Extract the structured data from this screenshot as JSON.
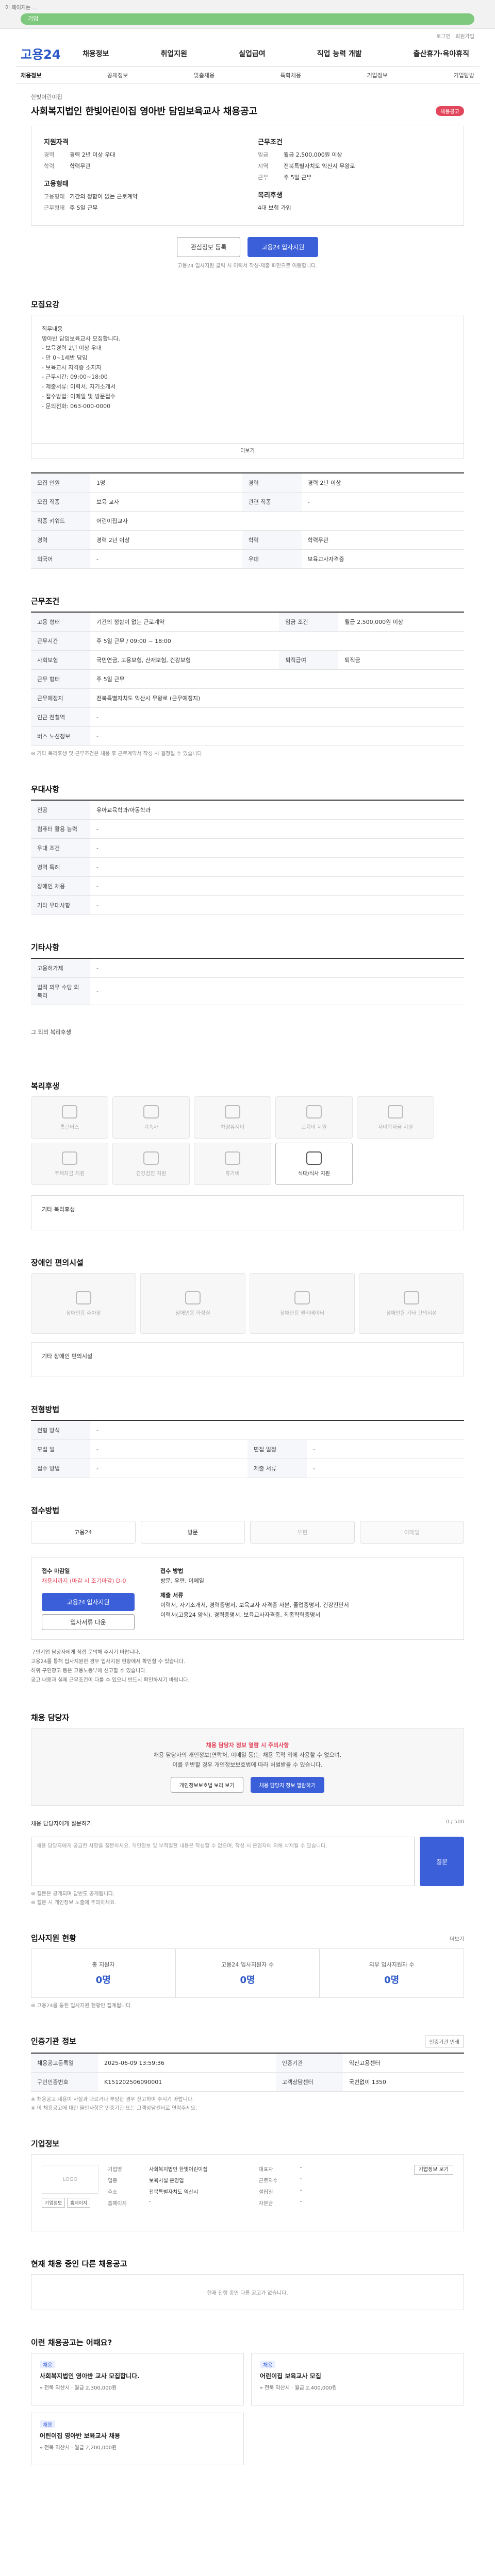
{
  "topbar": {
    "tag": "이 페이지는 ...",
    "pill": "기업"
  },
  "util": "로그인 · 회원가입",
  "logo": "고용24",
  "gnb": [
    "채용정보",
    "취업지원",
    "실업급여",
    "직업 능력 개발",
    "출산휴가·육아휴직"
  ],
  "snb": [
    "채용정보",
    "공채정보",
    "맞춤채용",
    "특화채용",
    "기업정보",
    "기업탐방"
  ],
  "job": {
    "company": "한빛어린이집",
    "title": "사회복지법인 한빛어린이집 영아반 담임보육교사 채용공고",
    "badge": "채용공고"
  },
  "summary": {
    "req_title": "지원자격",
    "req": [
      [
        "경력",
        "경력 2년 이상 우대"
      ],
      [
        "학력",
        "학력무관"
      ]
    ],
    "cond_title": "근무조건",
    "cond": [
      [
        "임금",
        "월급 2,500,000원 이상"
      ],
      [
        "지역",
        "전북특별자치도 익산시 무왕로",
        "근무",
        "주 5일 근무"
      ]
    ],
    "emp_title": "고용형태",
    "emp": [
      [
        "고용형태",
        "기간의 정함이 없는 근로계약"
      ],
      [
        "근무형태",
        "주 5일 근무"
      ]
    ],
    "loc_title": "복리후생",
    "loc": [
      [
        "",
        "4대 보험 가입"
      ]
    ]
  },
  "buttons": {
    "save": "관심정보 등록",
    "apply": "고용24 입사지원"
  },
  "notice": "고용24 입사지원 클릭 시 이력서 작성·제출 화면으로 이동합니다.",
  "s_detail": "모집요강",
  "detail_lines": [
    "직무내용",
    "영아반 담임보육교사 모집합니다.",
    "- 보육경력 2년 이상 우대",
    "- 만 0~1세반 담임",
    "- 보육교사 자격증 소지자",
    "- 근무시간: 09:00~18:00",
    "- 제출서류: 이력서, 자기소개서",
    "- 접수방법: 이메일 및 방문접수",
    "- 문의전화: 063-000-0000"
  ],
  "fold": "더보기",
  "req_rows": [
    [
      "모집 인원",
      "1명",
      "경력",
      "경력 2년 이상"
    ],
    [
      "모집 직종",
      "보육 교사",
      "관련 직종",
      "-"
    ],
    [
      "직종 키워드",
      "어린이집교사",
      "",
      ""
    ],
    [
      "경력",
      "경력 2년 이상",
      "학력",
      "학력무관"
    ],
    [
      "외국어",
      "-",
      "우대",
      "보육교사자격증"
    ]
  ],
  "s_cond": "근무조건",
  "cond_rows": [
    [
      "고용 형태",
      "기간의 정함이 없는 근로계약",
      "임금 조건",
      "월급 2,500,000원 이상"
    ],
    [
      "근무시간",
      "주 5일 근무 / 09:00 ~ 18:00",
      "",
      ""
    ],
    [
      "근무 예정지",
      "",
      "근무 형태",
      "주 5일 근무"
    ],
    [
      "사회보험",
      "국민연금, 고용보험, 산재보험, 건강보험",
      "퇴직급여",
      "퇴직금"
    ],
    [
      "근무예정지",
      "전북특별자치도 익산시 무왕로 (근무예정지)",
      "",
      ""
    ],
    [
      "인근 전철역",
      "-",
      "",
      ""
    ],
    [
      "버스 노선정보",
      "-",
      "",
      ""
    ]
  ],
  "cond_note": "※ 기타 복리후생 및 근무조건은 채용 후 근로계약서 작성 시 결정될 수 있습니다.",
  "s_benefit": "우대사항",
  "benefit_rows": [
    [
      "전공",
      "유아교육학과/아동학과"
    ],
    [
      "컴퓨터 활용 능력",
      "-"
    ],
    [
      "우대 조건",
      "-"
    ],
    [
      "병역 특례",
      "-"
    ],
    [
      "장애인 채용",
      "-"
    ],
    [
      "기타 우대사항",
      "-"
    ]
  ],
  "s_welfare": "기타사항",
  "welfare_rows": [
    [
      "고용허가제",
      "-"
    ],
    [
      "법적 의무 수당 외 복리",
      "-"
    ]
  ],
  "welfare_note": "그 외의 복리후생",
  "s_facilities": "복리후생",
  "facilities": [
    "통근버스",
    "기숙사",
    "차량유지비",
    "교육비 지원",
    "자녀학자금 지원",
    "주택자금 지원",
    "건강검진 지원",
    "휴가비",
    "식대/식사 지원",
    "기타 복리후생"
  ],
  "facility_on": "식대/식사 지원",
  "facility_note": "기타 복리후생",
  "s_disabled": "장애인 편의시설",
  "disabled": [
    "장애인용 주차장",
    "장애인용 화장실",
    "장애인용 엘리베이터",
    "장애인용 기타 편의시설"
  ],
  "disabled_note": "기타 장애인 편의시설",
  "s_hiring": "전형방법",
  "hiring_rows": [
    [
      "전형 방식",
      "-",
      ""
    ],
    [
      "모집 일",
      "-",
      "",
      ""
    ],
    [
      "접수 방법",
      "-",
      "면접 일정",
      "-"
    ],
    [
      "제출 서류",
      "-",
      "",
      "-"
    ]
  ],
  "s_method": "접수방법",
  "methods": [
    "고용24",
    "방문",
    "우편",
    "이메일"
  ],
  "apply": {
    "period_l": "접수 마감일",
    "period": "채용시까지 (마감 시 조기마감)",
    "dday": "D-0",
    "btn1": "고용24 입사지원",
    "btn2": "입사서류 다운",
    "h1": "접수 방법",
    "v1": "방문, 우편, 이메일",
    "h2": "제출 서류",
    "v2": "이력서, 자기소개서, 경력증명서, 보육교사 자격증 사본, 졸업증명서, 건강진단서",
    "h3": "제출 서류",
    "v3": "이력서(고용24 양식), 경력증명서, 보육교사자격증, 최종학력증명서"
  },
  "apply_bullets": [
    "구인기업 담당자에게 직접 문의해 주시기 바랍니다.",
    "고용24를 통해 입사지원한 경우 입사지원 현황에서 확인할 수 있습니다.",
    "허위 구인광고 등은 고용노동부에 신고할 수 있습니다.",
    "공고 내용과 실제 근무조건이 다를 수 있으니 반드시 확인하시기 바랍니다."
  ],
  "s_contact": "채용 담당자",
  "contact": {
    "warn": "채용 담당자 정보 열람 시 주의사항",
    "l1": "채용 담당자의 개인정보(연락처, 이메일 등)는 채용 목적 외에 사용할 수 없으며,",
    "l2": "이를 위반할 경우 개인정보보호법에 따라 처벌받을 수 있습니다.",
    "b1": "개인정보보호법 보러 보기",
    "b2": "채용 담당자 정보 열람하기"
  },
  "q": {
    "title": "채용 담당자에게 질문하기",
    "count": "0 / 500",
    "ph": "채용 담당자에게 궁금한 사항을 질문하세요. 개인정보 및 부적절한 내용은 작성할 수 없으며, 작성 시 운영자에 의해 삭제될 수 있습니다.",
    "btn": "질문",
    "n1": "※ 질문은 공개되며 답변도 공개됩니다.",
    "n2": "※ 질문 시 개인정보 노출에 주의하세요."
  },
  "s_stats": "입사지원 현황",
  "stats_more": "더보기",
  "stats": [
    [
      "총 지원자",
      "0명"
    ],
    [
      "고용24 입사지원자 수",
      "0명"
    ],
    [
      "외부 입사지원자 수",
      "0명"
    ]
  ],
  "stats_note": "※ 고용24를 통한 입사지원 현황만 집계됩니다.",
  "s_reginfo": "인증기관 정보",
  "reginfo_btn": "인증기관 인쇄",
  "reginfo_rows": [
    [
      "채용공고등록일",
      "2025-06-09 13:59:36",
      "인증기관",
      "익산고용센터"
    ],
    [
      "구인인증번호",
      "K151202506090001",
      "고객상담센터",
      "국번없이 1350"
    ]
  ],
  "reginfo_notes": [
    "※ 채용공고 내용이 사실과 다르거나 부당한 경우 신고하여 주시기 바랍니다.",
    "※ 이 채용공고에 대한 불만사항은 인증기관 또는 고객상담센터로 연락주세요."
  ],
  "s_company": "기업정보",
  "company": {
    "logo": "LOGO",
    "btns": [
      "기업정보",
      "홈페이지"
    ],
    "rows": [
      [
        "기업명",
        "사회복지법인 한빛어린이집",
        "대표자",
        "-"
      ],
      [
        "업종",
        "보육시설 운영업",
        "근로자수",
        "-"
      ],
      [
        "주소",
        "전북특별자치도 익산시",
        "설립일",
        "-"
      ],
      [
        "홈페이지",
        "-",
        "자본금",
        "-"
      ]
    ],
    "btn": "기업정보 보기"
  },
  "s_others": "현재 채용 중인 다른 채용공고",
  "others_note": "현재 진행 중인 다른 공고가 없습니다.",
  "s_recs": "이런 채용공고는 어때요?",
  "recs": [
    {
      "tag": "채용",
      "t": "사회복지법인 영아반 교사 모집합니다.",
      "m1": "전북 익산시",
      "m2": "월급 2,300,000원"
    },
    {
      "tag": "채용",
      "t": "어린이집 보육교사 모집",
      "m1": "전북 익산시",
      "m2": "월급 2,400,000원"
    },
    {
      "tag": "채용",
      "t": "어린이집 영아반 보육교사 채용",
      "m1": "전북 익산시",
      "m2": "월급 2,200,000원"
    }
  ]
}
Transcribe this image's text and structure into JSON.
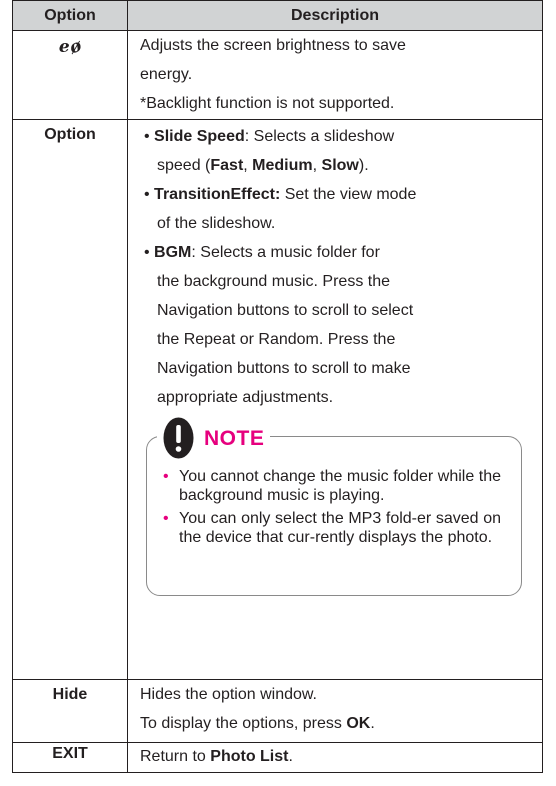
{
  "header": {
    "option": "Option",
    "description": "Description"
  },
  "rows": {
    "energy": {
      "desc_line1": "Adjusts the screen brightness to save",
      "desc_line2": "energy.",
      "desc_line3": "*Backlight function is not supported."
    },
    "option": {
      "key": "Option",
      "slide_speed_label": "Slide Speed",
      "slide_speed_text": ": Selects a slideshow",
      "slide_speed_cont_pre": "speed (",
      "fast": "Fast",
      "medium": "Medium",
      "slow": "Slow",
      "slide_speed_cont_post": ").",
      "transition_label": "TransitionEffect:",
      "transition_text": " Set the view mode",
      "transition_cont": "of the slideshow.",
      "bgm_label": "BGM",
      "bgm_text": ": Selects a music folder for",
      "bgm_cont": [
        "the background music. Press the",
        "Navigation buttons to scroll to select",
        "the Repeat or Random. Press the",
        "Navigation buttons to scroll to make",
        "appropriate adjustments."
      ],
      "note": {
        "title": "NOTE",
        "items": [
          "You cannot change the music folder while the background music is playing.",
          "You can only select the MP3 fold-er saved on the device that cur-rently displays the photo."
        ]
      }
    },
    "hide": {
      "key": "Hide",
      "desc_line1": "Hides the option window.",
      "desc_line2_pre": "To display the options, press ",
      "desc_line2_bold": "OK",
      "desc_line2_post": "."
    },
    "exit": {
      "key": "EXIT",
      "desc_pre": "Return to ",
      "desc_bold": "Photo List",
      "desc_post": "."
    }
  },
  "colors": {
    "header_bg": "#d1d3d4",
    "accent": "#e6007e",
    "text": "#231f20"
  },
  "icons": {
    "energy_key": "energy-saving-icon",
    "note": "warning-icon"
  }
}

**WHAT YOU HAVE TO DO**
Give the number of lines in the entries above that include the string "사회복지법인". No other output is expected.

**RESULT BELOW**
3